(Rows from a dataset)
════════════════════

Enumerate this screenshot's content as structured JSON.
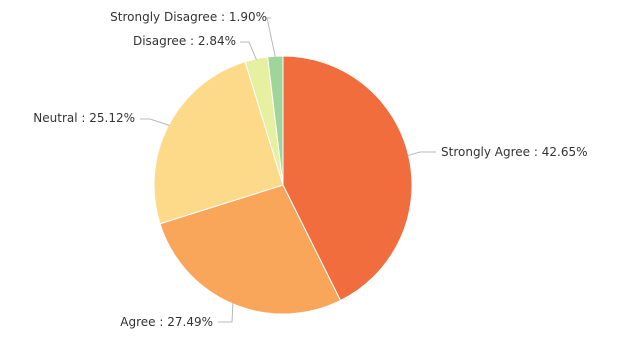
{
  "chart_data": {
    "type": "pie",
    "title": "",
    "slices": [
      {
        "label": "Strongly Agree",
        "value": 42.65,
        "display": "Strongly Agree : 42.65%",
        "color": "#f26d3d"
      },
      {
        "label": "Agree",
        "value": 27.49,
        "display": "Agree : 27.49%",
        "color": "#f9a65a"
      },
      {
        "label": "Neutral",
        "value": 25.12,
        "display": "Neutral : 25.12%",
        "color": "#fdd98a"
      },
      {
        "label": "Disagree",
        "value": 2.84,
        "display": "Disagree : 2.84%",
        "color": "#e6f0a0"
      },
      {
        "label": "Strongly Disagree",
        "value": 1.9,
        "display": "Strongly Disagree : 1.90%",
        "color": "#9fd59a"
      }
    ]
  }
}
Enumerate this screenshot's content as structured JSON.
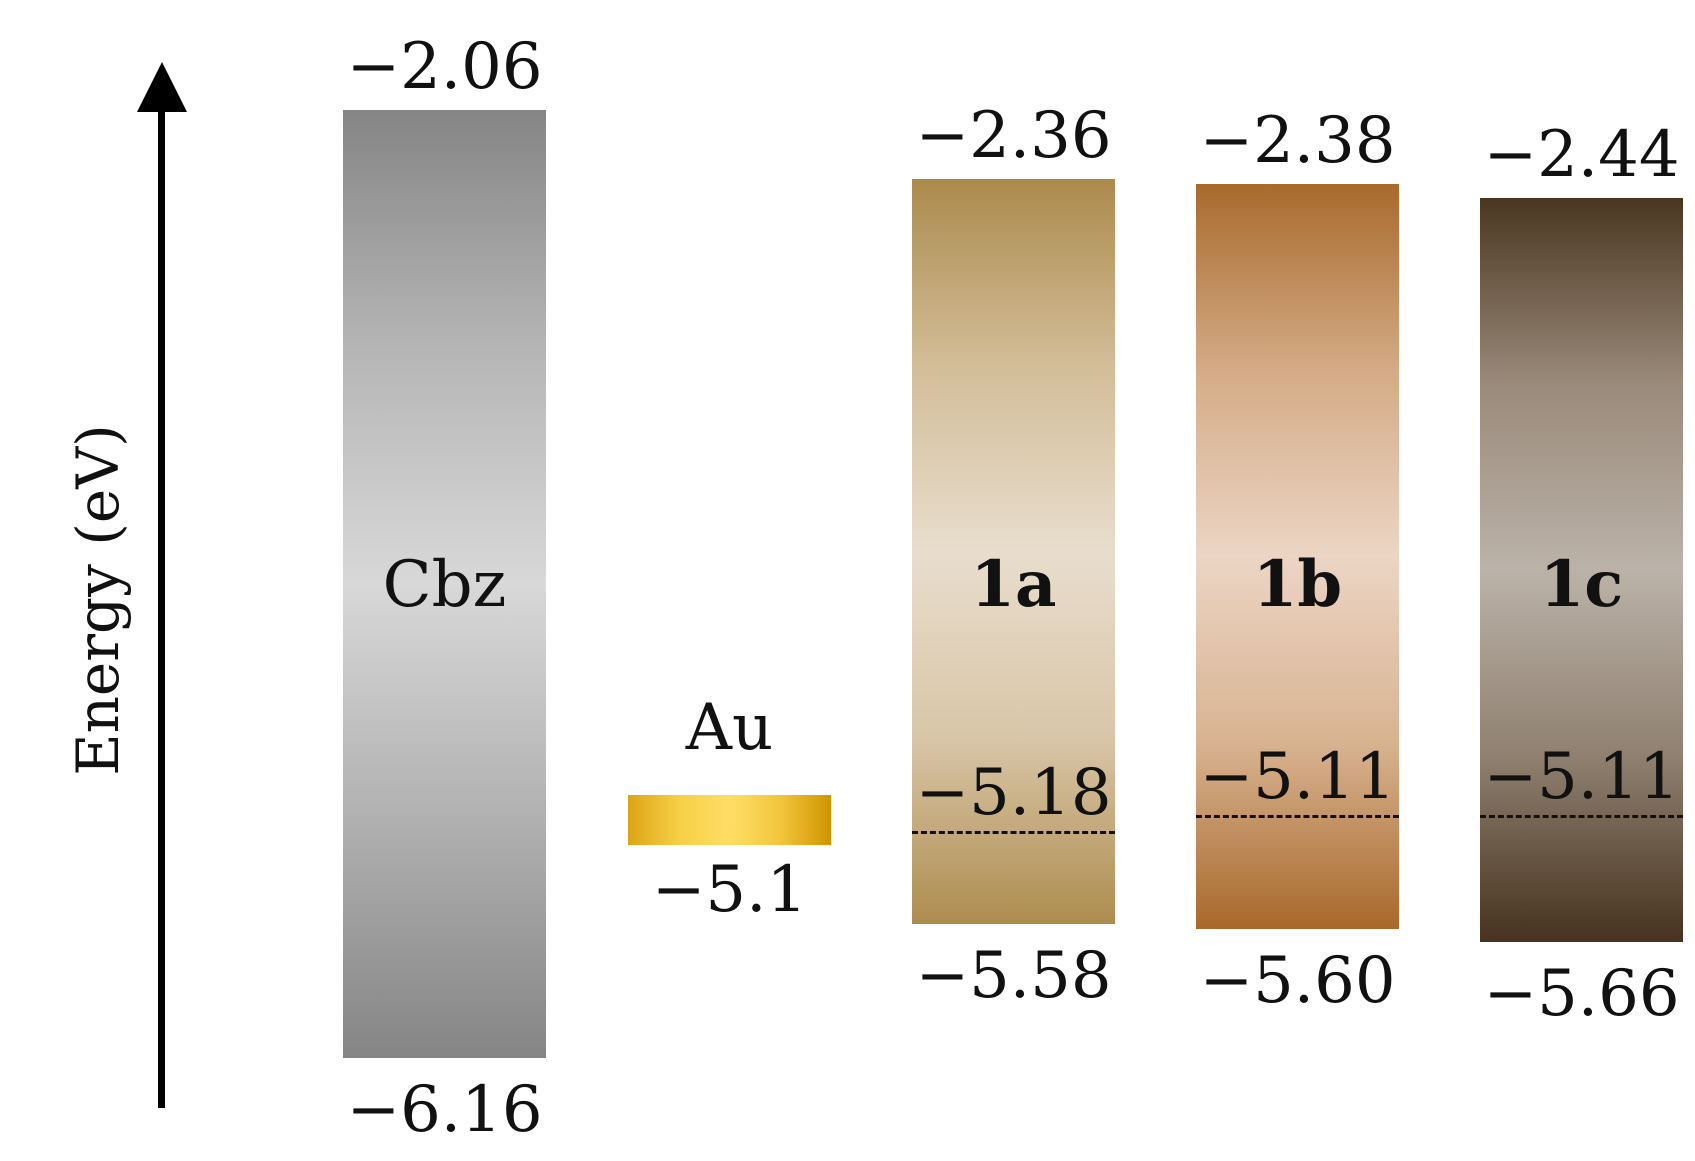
{
  "axis": {
    "title": "Energy (eV)"
  },
  "materials": [
    {
      "id": "cbz",
      "name": "Cbz",
      "bold": false,
      "lumo": -2.06,
      "homo": -6.16,
      "lumo_label": "−2.06",
      "homo_label": "−6.16",
      "fermi": null,
      "fermi_label": "",
      "colors": [
        "#858585",
        "#b5b5b5",
        "#d8d8d8",
        "#b0b0b0",
        "#858585"
      ]
    },
    {
      "id": "au",
      "name": "Au",
      "bold": false,
      "work_function": -5.1,
      "work_function_label": "−5.1",
      "colors": [
        "#dca515",
        "#f6cf45",
        "#ffde66",
        "#f2c63c",
        "#cf9500"
      ]
    },
    {
      "id": "1a",
      "name": "1a",
      "bold": true,
      "lumo": -2.36,
      "homo": -5.58,
      "lumo_label": "−2.36",
      "homo_label": "−5.58",
      "fermi": -5.18,
      "fermi_label": "−5.18",
      "colors": [
        "#ab8a4c",
        "#d3bd98",
        "#e8ddcd",
        "#d9c6a8",
        "#ad8c4e"
      ]
    },
    {
      "id": "1b",
      "name": "1b",
      "bold": true,
      "lumo": -2.38,
      "homo": -5.6,
      "lumo_label": "−2.38",
      "homo_label": "−5.60",
      "fermi": -5.11,
      "fermi_label": "−5.11",
      "colors": [
        "#a86a2c",
        "#d4ab86",
        "#ecd5c4",
        "#d8b391",
        "#a8682a"
      ]
    },
    {
      "id": "1c",
      "name": "1c",
      "bold": true,
      "lumo": -2.44,
      "homo": -5.66,
      "lumo_label": "−2.44",
      "homo_label": "−5.66",
      "fermi": -5.11,
      "fermi_label": "−5.11",
      "colors": [
        "#4a3620",
        "#9a8a7a",
        "#bbb2a9",
        "#8f8070",
        "#46321e"
      ]
    }
  ]
}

════════════════════

GIVEN EXERCISE —
From the entries above, copy every line that holds the word "display".

TASK RESULT —
        "display": "Strongly Agree : 42.65%",
        "display": "Agree : 27.49%",
        "display": "Neutral : 25.12%",
        "display": "Disagree : 2.84%",
        "display": "Strongly Disagree : 1.90%",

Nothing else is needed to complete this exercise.